§ Task statement
Filter this data down to the lines that hold "marker", and copy them.
▼▼▼
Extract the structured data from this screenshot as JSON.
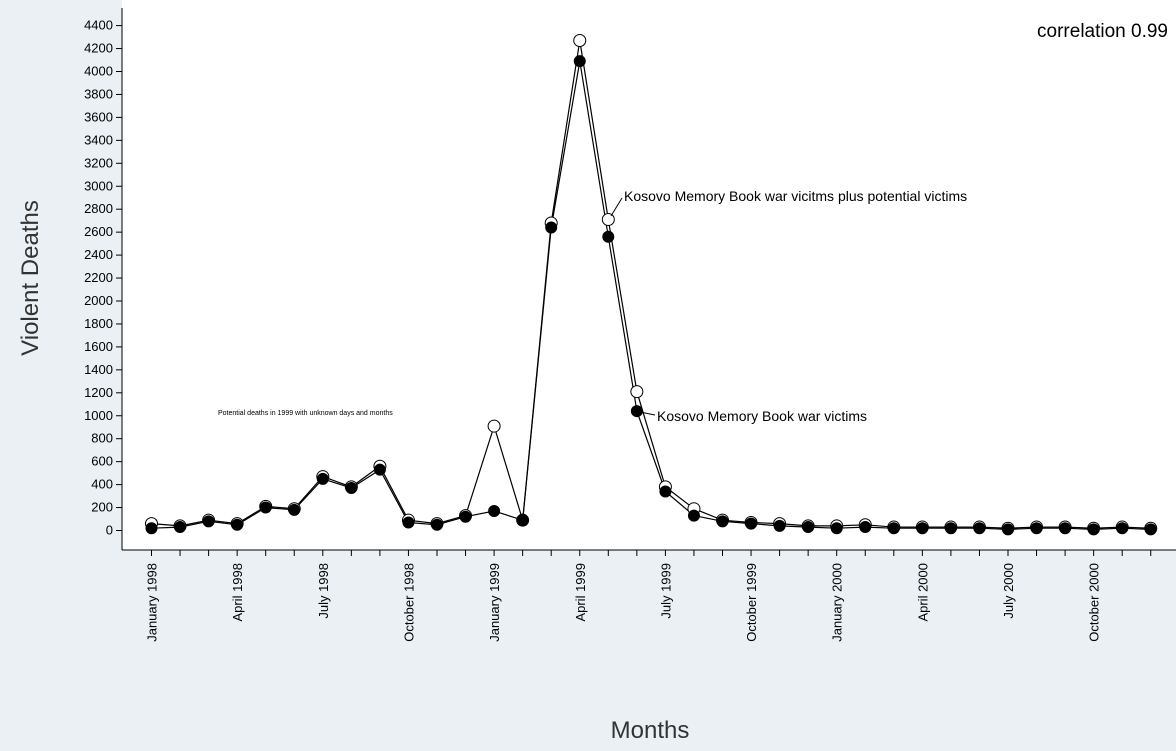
{
  "chart_data": {
    "type": "line",
    "xlabel": "Months",
    "ylabel": "Violent Deaths",
    "ylim": [
      0,
      4400
    ],
    "y_ticks": [
      0,
      200,
      400,
      600,
      800,
      1000,
      1200,
      1400,
      1600,
      1800,
      2000,
      2200,
      2400,
      2600,
      2800,
      3000,
      3200,
      3400,
      3600,
      3800,
      4000,
      4200,
      4400
    ],
    "categories": [
      "January 1998",
      "February 1998",
      "March 1998",
      "April 1998",
      "May 1998",
      "June 1998",
      "July 1998",
      "August 1998",
      "September 1998",
      "October 1998",
      "November 1998",
      "December 1998",
      "January 1999",
      "February 1999",
      "March 1999",
      "April 1999",
      "May 1999",
      "June 1999",
      "July 1999",
      "August 1999",
      "September 1999",
      "October 1999",
      "November 1999",
      "December 1999",
      "January 2000",
      "February 2000",
      "March 2000",
      "April 2000",
      "May 2000",
      "June 2000",
      "July 2000",
      "August 2000",
      "September 2000",
      "October 2000",
      "November 2000",
      "December 2000"
    ],
    "x_tick_labels": [
      "January 1998",
      "April 1998",
      "July 1998",
      "October 1998",
      "January 1999",
      "April 1999",
      "July 1999",
      "October 1999",
      "January 2000",
      "April 2000",
      "July 2000",
      "October 2000"
    ],
    "series": [
      {
        "name": "Kosovo Memory Book war vicitms plus potential victims",
        "marker": "open-circle",
        "values": [
          60,
          40,
          90,
          60,
          210,
          190,
          470,
          380,
          560,
          90,
          60,
          130,
          910,
          90,
          2680,
          4270,
          2710,
          1210,
          380,
          190,
          90,
          70,
          60,
          40,
          40,
          50,
          30,
          30,
          30,
          30,
          20,
          30,
          30,
          20,
          30,
          20
        ]
      },
      {
        "name": "Kosovo Memory Book war victims",
        "marker": "filled-circle",
        "values": [
          20,
          30,
          80,
          50,
          200,
          180,
          450,
          370,
          530,
          70,
          50,
          120,
          170,
          90,
          2640,
          4090,
          2560,
          1040,
          340,
          130,
          80,
          60,
          40,
          30,
          20,
          30,
          20,
          20,
          20,
          20,
          10,
          20,
          20,
          10,
          20,
          10
        ]
      }
    ],
    "annotations": {
      "correlation": "correlation 0.99",
      "potential_note": "Potential deaths in 1999 with unknown days and months"
    },
    "grid": false
  }
}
▲▲▲
§ Solution to this task
        "marker": "open-circle",
        "marker": "filled-circle",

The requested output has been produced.